— start INPUT DATA —

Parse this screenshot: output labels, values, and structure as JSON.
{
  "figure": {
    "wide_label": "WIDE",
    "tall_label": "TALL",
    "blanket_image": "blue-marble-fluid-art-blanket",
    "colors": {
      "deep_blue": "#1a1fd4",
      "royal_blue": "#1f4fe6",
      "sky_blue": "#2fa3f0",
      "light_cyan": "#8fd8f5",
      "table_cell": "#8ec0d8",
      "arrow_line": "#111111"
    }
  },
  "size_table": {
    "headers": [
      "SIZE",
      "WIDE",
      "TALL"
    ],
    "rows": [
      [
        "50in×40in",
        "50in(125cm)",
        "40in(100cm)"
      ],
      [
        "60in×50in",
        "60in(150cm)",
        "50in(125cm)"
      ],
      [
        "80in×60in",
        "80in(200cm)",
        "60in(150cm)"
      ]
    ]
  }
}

— end INPUT DATA —

• [WRITTEN EXERCISE]:
From the listing above, reproduce all the lines exactly.

• [ANSWER TO THIS TASK]:
Parse this screenshot: output labels, values, and structure as JSON.
{
  "figure": {
    "wide_label": "WIDE",
    "tall_label": "TALL",
    "blanket_image": "blue-marble-fluid-art-blanket",
    "colors": {
      "deep_blue": "#1a1fd4",
      "royal_blue": "#1f4fe6",
      "sky_blue": "#2fa3f0",
      "light_cyan": "#8fd8f5",
      "table_cell": "#8ec0d8",
      "arrow_line": "#111111"
    }
  },
  "size_table": {
    "headers": [
      "SIZE",
      "WIDE",
      "TALL"
    ],
    "rows": [
      [
        "50in×40in",
        "50in(125cm)",
        "40in(100cm)"
      ],
      [
        "60in×50in",
        "60in(150cm)",
        "50in(125cm)"
      ],
      [
        "80in×60in",
        "80in(200cm)",
        "60in(150cm)"
      ]
    ]
  }
}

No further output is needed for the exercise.